松沢呉一のビバノン・ライフ

言葉から見る韓国人の集団意識—文化盗用とパクリ[蛇足編6]-(松沢呉一)

「私たちの夫」「私たちの妻」という韓国の言葉遣いが示唆すること—文化盗用とパクリ[蛇足編5]」の続きです。

 

言葉に出る韓国における家族の強さ

 

vivanon_sentence私たちの夫」「私たちの妻」という奇妙にも感じられる用法が韓国で固定している理由を無敵さんが説明してくれてます

いくつかあるのですが、そのひとつは農耕民族ということです。家族総出で田植えをし、稲刈りをし、字単位、村単位で協力し合うことから、個人を確立するよりも、集団の協調、結束を優先してきたと。

しかし、農耕民族である日本ではそんな言い方はしない。古くから米作が盛んな東南アジア各国でもそんな言い方はしないでしょう。農耕が集団主義を生み出すのだとしても、それだけで韓国の奇妙にも感じられる言葉遣いは生まれなかったろうと思います。

もうひとつはそれと関わって家族制度の強さです。無敵さん以外で、「私たちの家」「私たちの家族」という言葉について解説したものを読んでも、だいたい家の強さを理由として挙げています。

日本でもかつてはそうでしたし、今も抜け切っていないですが、、「嫁は家のもの」という考え方が韓国では今も強いらしい。韓国では「私たちの夫」とも言うことから、性別を問わず、個人は家の繁栄、継続のために存在するってことです。

[作業指示]
1. 本文の筆者は、農耕民族であることだけでは「私たちの夫」「私たちの妻」という言葉遣いは生まれなかったろうと考えている。その根拠を1〜3文で説明せよ。
2. 本文によれば、「私たちの家」「私たちの家族」という言葉を解説したものは、たいてい何をその理由に挙げているか。
3. 韓国語の言葉遣いと家族意識を論じた本文を、最後の文の後から書き続けよ。

[データ抜粋]
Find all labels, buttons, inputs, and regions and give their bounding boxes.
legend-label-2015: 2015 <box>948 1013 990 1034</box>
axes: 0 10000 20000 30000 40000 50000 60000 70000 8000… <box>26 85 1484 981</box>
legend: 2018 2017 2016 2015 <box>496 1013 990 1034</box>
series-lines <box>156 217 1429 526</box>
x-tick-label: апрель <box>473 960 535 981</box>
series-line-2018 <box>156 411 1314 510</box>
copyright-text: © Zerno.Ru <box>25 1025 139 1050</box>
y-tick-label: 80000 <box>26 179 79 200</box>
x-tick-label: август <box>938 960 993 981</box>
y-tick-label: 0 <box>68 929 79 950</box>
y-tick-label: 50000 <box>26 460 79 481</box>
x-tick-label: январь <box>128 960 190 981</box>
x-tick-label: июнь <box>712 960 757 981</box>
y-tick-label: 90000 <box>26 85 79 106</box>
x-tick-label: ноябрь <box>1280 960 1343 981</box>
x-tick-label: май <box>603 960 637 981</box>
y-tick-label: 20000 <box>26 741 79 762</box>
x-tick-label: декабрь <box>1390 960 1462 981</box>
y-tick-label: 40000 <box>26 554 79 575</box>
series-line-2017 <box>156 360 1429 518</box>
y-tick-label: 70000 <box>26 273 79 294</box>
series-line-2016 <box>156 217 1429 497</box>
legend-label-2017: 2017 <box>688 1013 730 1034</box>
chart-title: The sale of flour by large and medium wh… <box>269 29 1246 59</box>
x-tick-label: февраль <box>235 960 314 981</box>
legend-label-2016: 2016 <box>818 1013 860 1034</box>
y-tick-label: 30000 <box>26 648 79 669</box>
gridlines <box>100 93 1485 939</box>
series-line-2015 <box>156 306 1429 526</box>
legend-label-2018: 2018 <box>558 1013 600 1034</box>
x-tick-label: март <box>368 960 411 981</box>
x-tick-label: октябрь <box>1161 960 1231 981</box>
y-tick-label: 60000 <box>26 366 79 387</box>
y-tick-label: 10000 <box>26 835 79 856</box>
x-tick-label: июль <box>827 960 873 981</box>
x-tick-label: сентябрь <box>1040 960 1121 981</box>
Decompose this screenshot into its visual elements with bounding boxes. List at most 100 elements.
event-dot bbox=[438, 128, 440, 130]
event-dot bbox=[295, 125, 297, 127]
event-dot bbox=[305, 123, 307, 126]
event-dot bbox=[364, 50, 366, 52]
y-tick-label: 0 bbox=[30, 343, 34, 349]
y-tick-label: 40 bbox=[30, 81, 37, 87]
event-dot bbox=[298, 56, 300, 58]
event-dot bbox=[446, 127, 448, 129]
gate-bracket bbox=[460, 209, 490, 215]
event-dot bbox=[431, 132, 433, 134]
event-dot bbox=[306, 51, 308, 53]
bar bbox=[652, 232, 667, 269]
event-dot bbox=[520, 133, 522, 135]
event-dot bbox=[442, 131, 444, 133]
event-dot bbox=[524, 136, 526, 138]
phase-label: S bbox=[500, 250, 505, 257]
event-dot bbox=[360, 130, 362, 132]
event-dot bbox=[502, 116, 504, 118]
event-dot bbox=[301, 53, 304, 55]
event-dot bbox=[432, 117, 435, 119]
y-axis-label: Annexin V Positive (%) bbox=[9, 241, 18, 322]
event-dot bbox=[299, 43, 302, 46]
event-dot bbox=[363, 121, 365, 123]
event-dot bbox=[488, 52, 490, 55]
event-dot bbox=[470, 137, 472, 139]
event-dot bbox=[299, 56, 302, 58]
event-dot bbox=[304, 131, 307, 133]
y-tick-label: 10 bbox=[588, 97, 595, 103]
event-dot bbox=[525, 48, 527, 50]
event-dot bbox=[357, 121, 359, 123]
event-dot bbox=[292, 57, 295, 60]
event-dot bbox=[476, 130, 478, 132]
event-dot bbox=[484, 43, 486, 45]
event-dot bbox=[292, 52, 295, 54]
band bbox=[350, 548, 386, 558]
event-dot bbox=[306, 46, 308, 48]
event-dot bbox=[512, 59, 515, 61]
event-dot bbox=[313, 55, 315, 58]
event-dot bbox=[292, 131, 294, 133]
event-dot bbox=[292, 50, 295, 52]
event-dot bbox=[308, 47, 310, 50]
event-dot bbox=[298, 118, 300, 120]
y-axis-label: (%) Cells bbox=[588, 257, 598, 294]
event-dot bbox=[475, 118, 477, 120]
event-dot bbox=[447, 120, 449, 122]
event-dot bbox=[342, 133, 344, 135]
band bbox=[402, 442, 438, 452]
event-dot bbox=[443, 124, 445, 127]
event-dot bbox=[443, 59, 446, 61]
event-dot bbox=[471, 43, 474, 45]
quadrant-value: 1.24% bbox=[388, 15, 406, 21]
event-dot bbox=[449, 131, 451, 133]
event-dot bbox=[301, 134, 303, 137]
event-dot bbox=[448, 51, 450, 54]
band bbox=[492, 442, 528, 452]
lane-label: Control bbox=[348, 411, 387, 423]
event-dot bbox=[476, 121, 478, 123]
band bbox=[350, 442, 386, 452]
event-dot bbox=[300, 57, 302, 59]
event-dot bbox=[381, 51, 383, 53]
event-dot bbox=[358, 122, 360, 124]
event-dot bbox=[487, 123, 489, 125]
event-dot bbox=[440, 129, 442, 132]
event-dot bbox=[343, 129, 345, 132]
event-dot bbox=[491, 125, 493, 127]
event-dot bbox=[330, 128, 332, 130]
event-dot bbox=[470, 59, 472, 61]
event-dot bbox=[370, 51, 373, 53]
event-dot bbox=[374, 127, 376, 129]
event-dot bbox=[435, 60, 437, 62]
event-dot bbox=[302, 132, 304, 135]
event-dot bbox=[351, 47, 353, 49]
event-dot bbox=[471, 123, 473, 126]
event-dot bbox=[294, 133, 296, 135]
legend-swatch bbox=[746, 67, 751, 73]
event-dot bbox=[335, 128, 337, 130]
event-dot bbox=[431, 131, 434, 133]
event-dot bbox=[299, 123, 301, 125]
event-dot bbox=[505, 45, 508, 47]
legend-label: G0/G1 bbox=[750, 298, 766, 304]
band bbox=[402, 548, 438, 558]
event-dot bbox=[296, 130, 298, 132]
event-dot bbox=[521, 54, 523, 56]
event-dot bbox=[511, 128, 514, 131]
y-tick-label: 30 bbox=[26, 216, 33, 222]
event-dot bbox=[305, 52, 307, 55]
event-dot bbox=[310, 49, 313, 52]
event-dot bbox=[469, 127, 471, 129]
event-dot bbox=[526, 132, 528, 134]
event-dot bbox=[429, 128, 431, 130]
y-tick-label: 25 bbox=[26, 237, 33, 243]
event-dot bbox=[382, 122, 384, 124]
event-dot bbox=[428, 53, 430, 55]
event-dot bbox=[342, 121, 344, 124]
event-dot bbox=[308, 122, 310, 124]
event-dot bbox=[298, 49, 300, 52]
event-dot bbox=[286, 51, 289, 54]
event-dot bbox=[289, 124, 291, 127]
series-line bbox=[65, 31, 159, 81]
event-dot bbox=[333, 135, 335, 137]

[解答]
1. 日本も農耕民族だが、そのような言い方はしない。古くから米作が盛んな東南アジア各国でも、おそらくそうした言い方はしない。

2. 家の強さを理由に挙げている。

3.
日本語の中に残る家族制度の名残みたいな言葉としては、「うち」があります。家を指す「うち」が「会社」「部署」「店」などにも使われます。社員だけでなく、バイトでも「うちの店は〜」と違和感なく言います。この場合は、「外」に対する「内」の意味のような気もして、語源は同じだとしても、家の意味とは切断されているかもしれない。

対して韓国の「私たちの家」「私たちの家族」「私たちの夫」「私たちの妻」の「私たち」はおおむね「私たち一家にとっての」という意味かと思います。

そのため、「家のパーツであることを表示するこのような言葉遣いをやめよう」と呼びかけている人もいるのですが、この用語は、こと家庭に留まるものではないのが厄介です。

✳︎無敵さんのコラムに添えられた韓国の古い民家の写真。中国のように、民家が高い塀に囲まれてはいないのかな。

 

 

「私の国(ネナラ)」より「私たちの国(ウリナラ)」

 

vivanon_sentence無敵さんはさらに広い範囲を含み込む言葉であることを指摘しています。「私たち」の意味の「ウリ(우리 )」は「親族全体の」「近隣の人たちの」という意味を持ちます。韓国の各家の庭は近隣の人たちが共有する空間でした。その感覚が今も残っていて、家の庭を「私たちの庭」と呼ぶ時の「私たち」、は家庭や親族を超えて、近隣の人たちを含むようです。

さらに広い意味で「ウリ」が使われます。「私たちの国」の意味の「ウリナラ」(우리나라)です。日本語においても、国内であれば「私の国であり、あなたの国でもある国」という意味で「私たちの国」と言いますが、「ウリナラ」は慣用句みたいなもんです。

「우리나라」で検索すると約7,750万件ヒットし、「私の国」の意味である「ネナラ」(내나라)は約104万件です。70対1で、「ウリナラ」の圧勝。

日本語で「私たちの国」は約1,930万件、「私達の国」は約1,910万件。「私の国」は約2,900万件です(「わたしの国」「わたしたちの国」もありますが、条件は同じなので省略)。「私の国」は「私たちの国」+「私達の国」の4分の3。韓国に比べると、両者は拮抗してます。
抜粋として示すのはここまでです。